▶ [SET PROBLEM]: Below is a block of records. Copy every line in it that contains the word "Quality".

━━━ GIVEN RECORDS ━━━

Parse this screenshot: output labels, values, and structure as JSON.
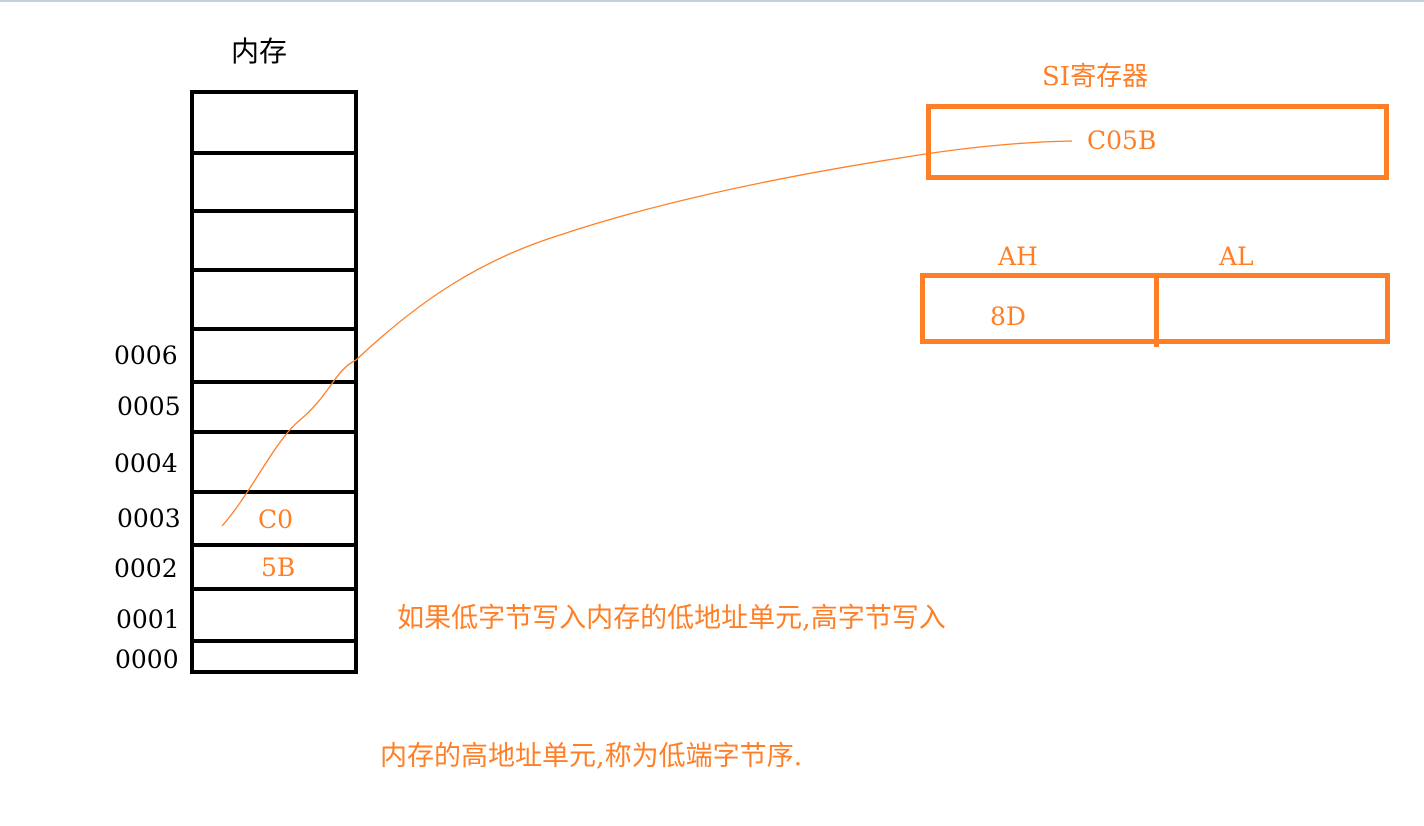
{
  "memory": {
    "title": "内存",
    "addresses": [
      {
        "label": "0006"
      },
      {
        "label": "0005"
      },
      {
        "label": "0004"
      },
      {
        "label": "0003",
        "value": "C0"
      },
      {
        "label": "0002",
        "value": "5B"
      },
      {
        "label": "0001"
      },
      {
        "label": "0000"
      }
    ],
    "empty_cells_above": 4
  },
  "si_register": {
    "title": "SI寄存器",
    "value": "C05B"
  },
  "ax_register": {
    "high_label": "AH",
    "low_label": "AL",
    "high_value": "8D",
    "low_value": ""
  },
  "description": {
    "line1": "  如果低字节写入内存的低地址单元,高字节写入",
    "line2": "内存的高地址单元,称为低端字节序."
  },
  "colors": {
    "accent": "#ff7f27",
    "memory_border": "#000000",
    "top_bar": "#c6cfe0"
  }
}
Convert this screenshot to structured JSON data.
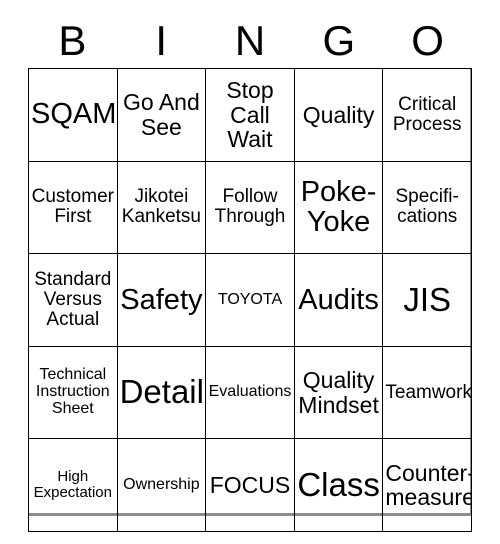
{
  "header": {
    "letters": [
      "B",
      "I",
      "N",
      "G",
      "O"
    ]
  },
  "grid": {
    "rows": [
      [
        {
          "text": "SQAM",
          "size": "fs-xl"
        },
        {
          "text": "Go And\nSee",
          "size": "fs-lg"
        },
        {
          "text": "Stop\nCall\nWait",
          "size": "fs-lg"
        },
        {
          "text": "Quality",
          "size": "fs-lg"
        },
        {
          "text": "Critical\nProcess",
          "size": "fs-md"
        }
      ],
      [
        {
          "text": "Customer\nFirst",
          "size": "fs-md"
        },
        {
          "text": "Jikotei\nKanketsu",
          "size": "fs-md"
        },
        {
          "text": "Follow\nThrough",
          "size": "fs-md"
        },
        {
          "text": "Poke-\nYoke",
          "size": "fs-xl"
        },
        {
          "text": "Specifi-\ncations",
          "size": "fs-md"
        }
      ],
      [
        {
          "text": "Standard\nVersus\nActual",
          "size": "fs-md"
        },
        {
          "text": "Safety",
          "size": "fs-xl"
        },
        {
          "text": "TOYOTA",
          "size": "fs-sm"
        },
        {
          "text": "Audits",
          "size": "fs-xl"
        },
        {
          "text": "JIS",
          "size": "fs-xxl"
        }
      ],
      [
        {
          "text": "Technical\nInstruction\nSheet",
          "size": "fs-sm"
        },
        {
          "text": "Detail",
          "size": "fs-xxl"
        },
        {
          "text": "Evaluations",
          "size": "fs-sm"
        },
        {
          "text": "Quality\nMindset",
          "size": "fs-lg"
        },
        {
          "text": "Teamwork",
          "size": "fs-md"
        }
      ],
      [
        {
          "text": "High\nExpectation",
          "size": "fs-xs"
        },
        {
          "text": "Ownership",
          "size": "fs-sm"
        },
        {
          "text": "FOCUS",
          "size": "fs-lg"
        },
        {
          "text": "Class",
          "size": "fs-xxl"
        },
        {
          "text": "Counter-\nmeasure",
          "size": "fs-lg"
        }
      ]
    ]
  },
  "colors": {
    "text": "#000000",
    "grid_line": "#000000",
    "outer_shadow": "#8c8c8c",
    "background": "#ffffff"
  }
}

━━━

▶ [COMPLETE OUTPUT]:
          "text": "Quality",
          "text": "Quality\nMindset",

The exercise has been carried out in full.